Collected data entries:
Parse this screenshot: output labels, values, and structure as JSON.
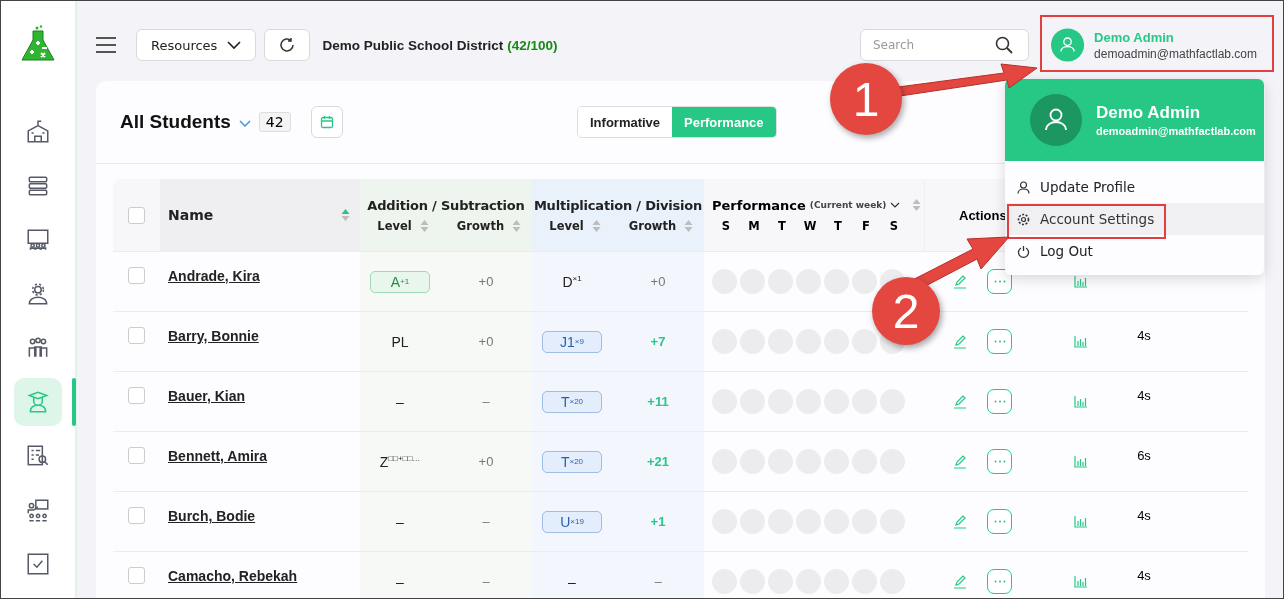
{
  "sidebar": {
    "items": [
      {
        "selected": false
      },
      {
        "selected": false
      },
      {
        "selected": false
      },
      {
        "selected": false
      },
      {
        "selected": false
      },
      {
        "selected": true
      },
      {
        "selected": false
      },
      {
        "selected": false
      },
      {
        "selected": false
      }
    ]
  },
  "toolbar": {
    "resources": "Resources",
    "district": "Demo Public School District",
    "district_count": "(42/100)",
    "search": {
      "placeholder": "Search"
    },
    "user": {
      "name": "Demo Admin",
      "email": "demoadmin@mathfactlab.com"
    }
  },
  "roster": {
    "title": "All Students",
    "count": "42",
    "view_toggle": [
      {
        "label": "Informative",
        "selected": false
      },
      {
        "label": "Performance",
        "selected": true
      }
    ]
  },
  "table": {
    "select_all": {
      "checked": false
    },
    "name_column": {
      "label": "Name",
      "sorted": true
    },
    "groups": [
      {
        "label": "Addition / Subtraction",
        "columns": [
          {
            "label": "Level",
            "sorted": false
          },
          {
            "label": "Growth",
            "sorted": false
          }
        ]
      },
      {
        "label": "Multiplication / Division",
        "columns": [
          {
            "label": "Level",
            "sorted": false
          },
          {
            "label": "Growth",
            "sorted": false
          }
        ]
      }
    ],
    "performance": {
      "label": "Performance",
      "note": "(Current week)",
      "days": [
        "S",
        "M",
        "T",
        "W",
        "T",
        "F",
        "S"
      ],
      "sorted": false
    },
    "actions_label": "Actions",
    "rows": [
      {
        "name": "Andrade, Kira",
        "checked": false,
        "add_level": {
          "base": "A",
          "sup": "+1",
          "badge": true
        },
        "add_growth": {
          "text": "+0",
          "gain": false
        },
        "mul_level": {
          "base": "D",
          "sup": "×1",
          "badge": false
        },
        "mul_growth": {
          "text": "+0",
          "gain": false
        }
      },
      {
        "name": "Barry, Bonnie",
        "checked": false,
        "add_level": {
          "base": "PL",
          "badge": false
        },
        "add_growth": {
          "text": "+0",
          "gain": false
        },
        "mul_level": {
          "base": "J1",
          "sup": "×9",
          "badge": true
        },
        "mul_growth": {
          "text": "+7",
          "gain": true
        },
        "time": "4s"
      },
      {
        "name": "Bauer, Kian",
        "checked": false,
        "add_level": {
          "base": "–",
          "badge": false
        },
        "add_growth": {
          "text": "–",
          "gain": false
        },
        "mul_level": {
          "base": "T",
          "sup": "×20",
          "badge": true
        },
        "mul_growth": {
          "text": "+11",
          "gain": true
        },
        "time": "4s"
      },
      {
        "name": "Bennett, Amira",
        "checked": false,
        "add_level": {
          "base": "Z",
          "sup": "□□+□□…",
          "badge": false
        },
        "add_growth": {
          "text": "+0",
          "gain": false
        },
        "mul_level": {
          "base": "T",
          "sup": "×20",
          "badge": true
        },
        "mul_growth": {
          "text": "+21",
          "gain": true
        },
        "time": "6s"
      },
      {
        "name": "Burch, Bodie",
        "checked": false,
        "add_level": {
          "base": "–",
          "badge": false
        },
        "add_growth": {
          "text": "–",
          "gain": false
        },
        "mul_level": {
          "base": "U",
          "sup": "×19",
          "badge": true
        },
        "mul_growth": {
          "text": "+1",
          "gain": true
        },
        "time": "4s"
      },
      {
        "name": "Camacho, Rebekah",
        "checked": false,
        "add_level": {
          "base": "–",
          "badge": false
        },
        "add_growth": {
          "text": "–",
          "gain": false
        },
        "mul_level": {
          "base": "–",
          "badge": false
        },
        "mul_growth": {
          "text": "–",
          "gain": false
        },
        "time": "4s"
      }
    ]
  },
  "user_menu": {
    "name": "Demo Admin",
    "email": "demoadmin@mathfactlab.com",
    "items": [
      {
        "label": "Update Profile",
        "highlighted": false
      },
      {
        "label": "Account Settings",
        "highlighted": true
      },
      {
        "label": "Log Out",
        "highlighted": false
      }
    ]
  },
  "annotations": [
    {
      "number": "1"
    },
    {
      "number": "2"
    }
  ]
}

SET TASK —
Reproduce each entry precisely, dropping only the pictures.

RESPONSE TO THIS EXERCISE —
Parse this screenshot: output labels, values, and structure as JSON.
{
  "sidebar": {
    "items": [
      {
        "selected": false
      },
      {
        "selected": false
      },
      {
        "selected": false
      },
      {
        "selected": false
      },
      {
        "selected": false
      },
      {
        "selected": true
      },
      {
        "selected": false
      },
      {
        "selected": false
      },
      {
        "selected": false
      }
    ]
  },
  "toolbar": {
    "resources": "Resources",
    "district": "Demo Public School District",
    "district_count": "(42/100)",
    "search": {
      "placeholder": "Search"
    },
    "user": {
      "name": "Demo Admin",
      "email": "demoadmin@mathfactlab.com"
    }
  },
  "roster": {
    "title": "All Students",
    "count": "42",
    "view_toggle": [
      {
        "label": "Informative",
        "selected": false
      },
      {
        "label": "Performance",
        "selected": true
      }
    ]
  },
  "table": {
    "select_all": {
      "checked": false
    },
    "name_column": {
      "label": "Name",
      "sorted": true
    },
    "groups": [
      {
        "label": "Addition / Subtraction",
        "columns": [
          {
            "label": "Level",
            "sorted": false
          },
          {
            "label": "Growth",
            "sorted": false
          }
        ]
      },
      {
        "label": "Multiplication / Division",
        "columns": [
          {
            "label": "Level",
            "sorted": false
          },
          {
            "label": "Growth",
            "sorted": false
          }
        ]
      }
    ],
    "performance": {
      "label": "Performance",
      "note": "(Current week)",
      "days": [
        "S",
        "M",
        "T",
        "W",
        "T",
        "F",
        "S"
      ],
      "sorted": false
    },
    "actions_label": "Actions",
    "rows": [
      {
        "name": "Andrade, Kira",
        "checked": false,
        "add_level": {
          "base": "A",
          "sup": "+1",
          "badge": true
        },
        "add_growth": {
          "text": "+0",
          "gain": false
        },
        "mul_level": {
          "base": "D",
          "sup": "×1",
          "badge": false
        },
        "mul_growth": {
          "text": "+0",
          "gain": false
        }
      },
      {
        "name": "Barry, Bonnie",
        "checked": false,
        "add_level": {
          "base": "PL",
          "badge": false
        },
        "add_growth": {
          "text": "+0",
          "gain": false
        },
        "mul_level": {
          "base": "J1",
          "sup": "×9",
          "badge": true
        },
        "mul_growth": {
          "text": "+7",
          "gain": true
        },
        "time": "4s"
      },
      {
        "name": "Bauer, Kian",
        "checked": false,
        "add_level": {
          "base": "–",
          "badge": false
        },
        "add_growth": {
          "text": "–",
          "gain": false
        },
        "mul_level": {
          "base": "T",
          "sup": "×20",
          "badge": true
        },
        "mul_growth": {
          "text": "+11",
          "gain": true
        },
        "time": "4s"
      },
      {
        "name": "Bennett, Amira",
        "checked": false,
        "add_level": {
          "base": "Z",
          "sup": "□□+□□…",
          "badge": false
        },
        "add_growth": {
          "text": "+0",
          "gain": false
        },
        "mul_level": {
          "base": "T",
          "sup": "×20",
          "badge": true
        },
        "mul_growth": {
          "text": "+21",
          "gain": true
        },
        "time": "6s"
      },
      {
        "name": "Burch, Bodie",
        "checked": false,
        "add_level": {
          "base": "–",
          "badge": false
        },
        "add_growth": {
          "text": "–",
          "gain": false
        },
        "mul_level": {
          "base": "U",
          "sup": "×19",
          "badge": true
        },
        "mul_growth": {
          "text": "+1",
          "gain": true
        },
        "time": "4s"
      },
      {
        "name": "Camacho, Rebekah",
        "checked": false,
        "add_level": {
          "base": "–",
          "badge": false
        },
        "add_growth": {
          "text": "–",
          "gain": false
        },
        "mul_level": {
          "base": "–",
          "badge": false
        },
        "mul_growth": {
          "text": "–",
          "gain": false
        },
        "time": "4s"
      }
    ]
  },
  "user_menu": {
    "name": "Demo Admin",
    "email": "demoadmin@mathfactlab.com",
    "items": [
      {
        "label": "Update Profile",
        "highlighted": false
      },
      {
        "label": "Account Settings",
        "highlighted": true
      },
      {
        "label": "Log Out",
        "highlighted": false
      }
    ]
  },
  "annotations": [
    {
      "number": "1"
    },
    {
      "number": "2"
    }
  ]
}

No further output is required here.